Instruction:
Restate the entries below verbatim.

Supplied entries:

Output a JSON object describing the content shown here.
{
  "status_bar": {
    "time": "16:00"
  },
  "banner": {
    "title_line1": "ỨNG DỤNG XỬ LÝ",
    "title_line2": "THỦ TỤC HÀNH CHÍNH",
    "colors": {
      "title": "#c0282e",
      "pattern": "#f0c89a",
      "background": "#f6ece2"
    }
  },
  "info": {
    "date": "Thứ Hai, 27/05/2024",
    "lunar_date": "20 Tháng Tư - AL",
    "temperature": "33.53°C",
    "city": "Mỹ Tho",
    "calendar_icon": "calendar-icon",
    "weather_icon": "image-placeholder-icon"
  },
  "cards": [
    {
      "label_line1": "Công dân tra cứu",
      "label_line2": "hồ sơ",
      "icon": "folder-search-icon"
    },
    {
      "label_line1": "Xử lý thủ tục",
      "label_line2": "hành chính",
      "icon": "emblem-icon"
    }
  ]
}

Right answer:
Output a JSON object describing the content shown here.
{
  "status_bar": {
    "time": "16:00"
  },
  "banner": {
    "title_line1": "ỨNG DỤNG XỬ LÝ",
    "title_line2": "THỦ TỤC HÀNH CHÍNH",
    "colors": {
      "title": "#c0282e",
      "pattern": "#f0c89a",
      "background": "#f6ece2"
    }
  },
  "info": {
    "date": "Thứ Hai, 27/05/2024",
    "lunar_date": "20 Tháng Tư - AL",
    "temperature": "33.53°C",
    "city": "Mỹ Tho",
    "calendar_icon": "calendar-icon",
    "weather_icon": "image-placeholder-icon"
  },
  "cards": [
    {
      "label_line1": "Công dân tra cứu",
      "label_line2": "hồ sơ",
      "icon": "folder-search-icon"
    },
    {
      "label_line1": "Xử lý thủ tục",
      "label_line2": "hành chính",
      "icon": "emblem-icon"
    }
  ]
}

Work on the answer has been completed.